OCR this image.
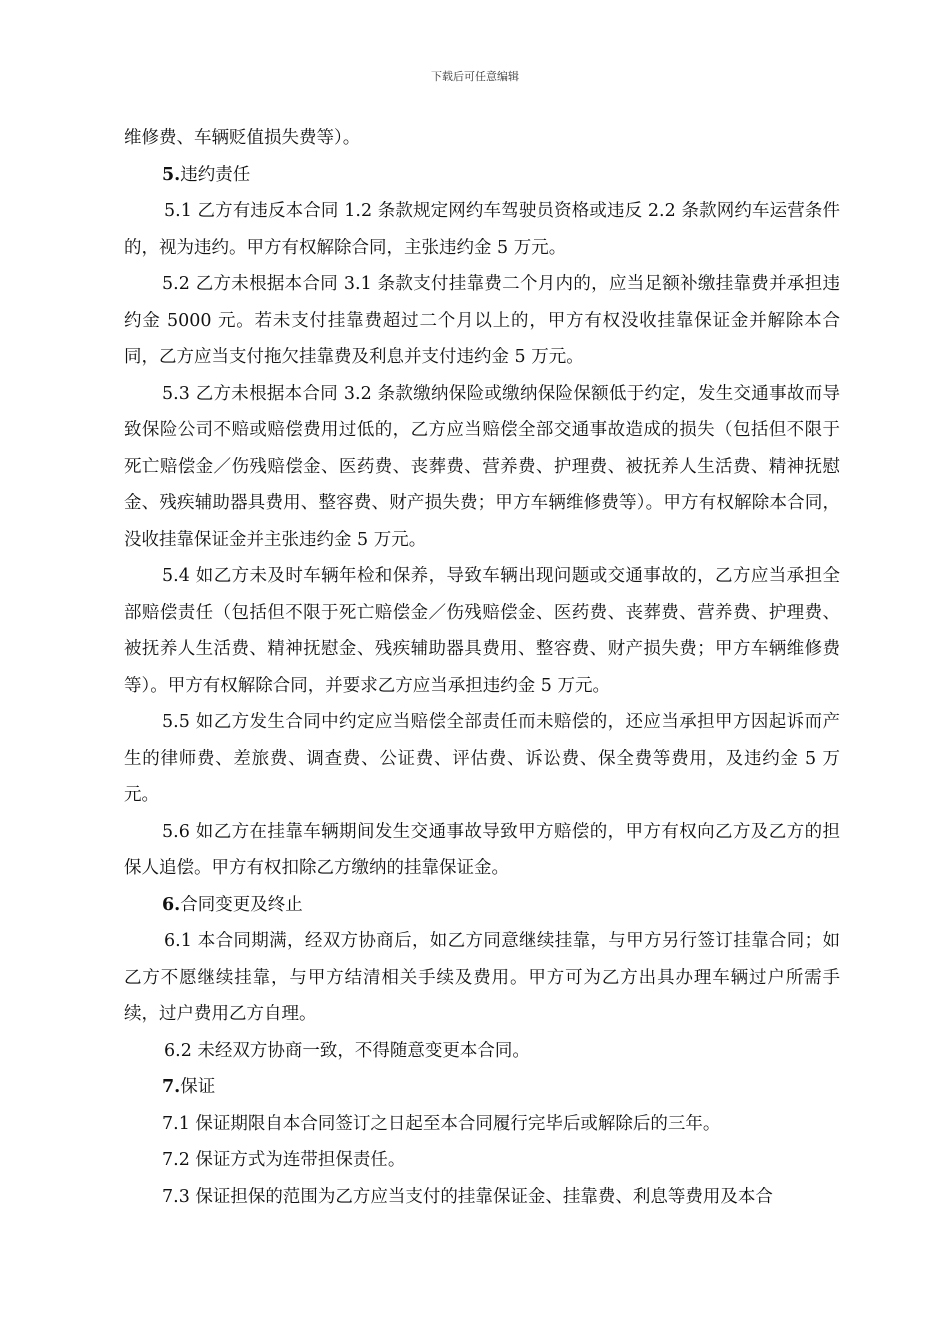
下载后可任意编辑

维修费、车辆贬值损失费等）。

5.违约责任

5.1 乙方有违反本合同 1.2 条款规定网约车驾驶员资格或违反 2.2 条款网约车运营条件的，视为违约。甲方有权解除合同，主张违约金 5 万元。

5.2 乙方未根据本合同 3.1 条款支付挂靠费二个月内的，应当足额补缴挂靠费并承担违约金 5000 元。若未支付挂靠费超过二个月以上的，甲方有权没收挂靠保证金并解除本合同，乙方应当支付拖欠挂靠费及利息并支付违约金 5 万元。

5.3 乙方未根据本合同 3.2 条款缴纳保险或缴纳保险保额低于约定，发生交通事故而导致保险公司不赔或赔偿费用过低的，乙方应当赔偿全部交通事故造成的损失（包括但不限于死亡赔偿金／伤残赔偿金、医药费、丧葬费、营养费、护理费、被抚养人生活费、精神抚慰金、残疾辅助器具费用、整容费、财产损失费；甲方车辆维修费等）。甲方有权解除本合同，没收挂靠保证金并主张违约金 5 万元。

5.4 如乙方未及时车辆年检和保养，导致车辆出现问题或交通事故的，乙方应当承担全部赔偿责任（包括但不限于死亡赔偿金／伤残赔偿金、医药费、丧葬费、营养费、护理费、被抚养人生活费、精神抚慰金、残疾辅助器具费用、整容费、财产损失费；甲方车辆维修费等）。甲方有权解除合同，并要求乙方应当承担违约金 5 万元。

5.5 如乙方发生合同中约定应当赔偿全部责任而未赔偿的，还应当承担甲方因起诉而产生的律师费、差旅费、调查费、公证费、评估费、诉讼费、保全费等费用，及违约金 5 万元。

5.6 如乙方在挂靠车辆期间发生交通事故导致甲方赔偿的，甲方有权向乙方及乙方的担保人追偿。甲方有权扣除乙方缴纳的挂靠保证金。

6.合同变更及终止

6.1 本合同期满，经双方协商后，如乙方同意继续挂靠，与甲方另行签订挂靠合同；如乙方不愿继续挂靠，与甲方结清相关手续及费用。甲方可为乙方出具办理车辆过户所需手续，过户费用乙方自理。

6.2 未经双方协商一致，不得随意变更本合同。

7.保证

7.1 保证期限自本合同签订之日起至本合同履行完毕后或解除后的三年。

7.2 保证方式为连带担保责任。

7.3 保证担保的范围为乙方应当支付的挂靠保证金、挂靠费、利息等费用及本合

GIVEN REQUEST
Write out each line of the data that holds the string "精神抚慰金".

OUTPUT FOR THIS EXERCISE
5.3 乙方未根据本合同 3.2 条款缴纳保险或缴纳保险保额低于约定，发生交通事故而导致保险公司不赔或赔偿费用过低的，乙方应当赔偿全部交通事故造成的损失（包括但不限于死亡赔偿金／伤残赔偿金、医药费、丧葬费、营养费、护理费、被抚养人生活费、精神抚慰金、残疾辅助器具费用、整容费、财产损失费；甲方车辆维修费等）。甲方有权解除本合同，没收挂靠保证金并主张违约金 5 万元。
5.4 如乙方未及时车辆年检和保养，导致车辆出现问题或交通事故的，乙方应当承担全部赔偿责任（包括但不限于死亡赔偿金／伤残赔偿金、医药费、丧葬费、营养费、护理费、被抚养人生活费、精神抚慰金、残疾辅助器具费用、整容费、财产损失费；甲方车辆维修费等）。甲方有权解除合同，并要求乙方应当承担违约金 5 万元。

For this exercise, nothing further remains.